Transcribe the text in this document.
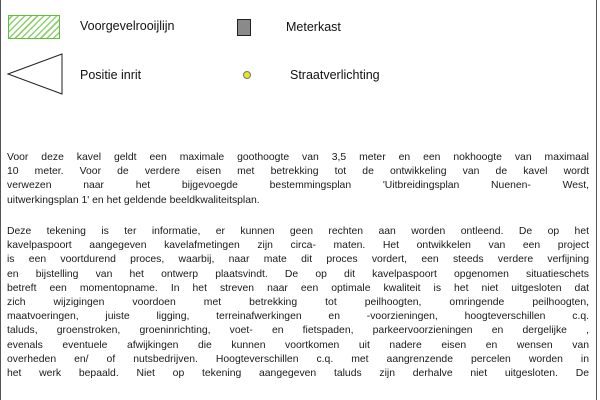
Voorgevelrooijlijn	Meterkast
Positie inrit	Straatverlichting
Voor deze kavel geldt een maximale goothoogte van 3,5 meter en een nokhoogte van maximaal
10 meter. Voor de verdere eisen met betrekking tot de ontwikkeling van de kavel wordt
verwezen naar het bijgevoegde bestemmingsplan 'Uitbreidingsplan Nuenen- West,
uitwerkingsplan 1' en het geldende beeldkwaliteitsplan.
Deze tekening is ter informatie, er kunnen geen rechten aan worden ontleend. De op het
kavelpaspoort aangegeven kavelafmetingen zijn circa- maten. Het ontwikkelen van een project
is een voortdurend proces, waarbij, naar mate dit proces vordert, een steeds verdere verfijning
en bijstelling van het ontwerp plaatsvindt. De op dit kavelpaspoort opgenomen situatieschets
betreft een momentopname. In het streven naar een optimale kwaliteit is het niet uitgesloten dat
zich wijzigingen voordoen met betrekking tot peilhoogten, omringende peilhoogten,
maatvoeringen, juiste ligging, terreinafwerkingen en -voorzieningen, hoogteverschillen c.q.
taluds, groenstroken, groeninrichting, voet- en fietspaden, parkeervoorzieningen en dergelijke ,
evenals eventuele afwijkingen die kunnen voortkomen uit nadere eisen en wensen van
overheden en/ of nutsbedrijven. Hoogteverschillen c.q. met aangrenzende percelen worden in
het werk bepaald. Niet op tekening aangegeven taluds zijn derhalve niet uitgesloten. De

—————

**Task item**
Report every line above that has the string "verdere" in it.

**Output for this task**
10 meter. Voor de verdere eisen met betrekking tot de ontwikkeling van de kavel wordt
is een voortdurend proces, waarbij, naar mate dit proces vordert, een steeds verdere verfijning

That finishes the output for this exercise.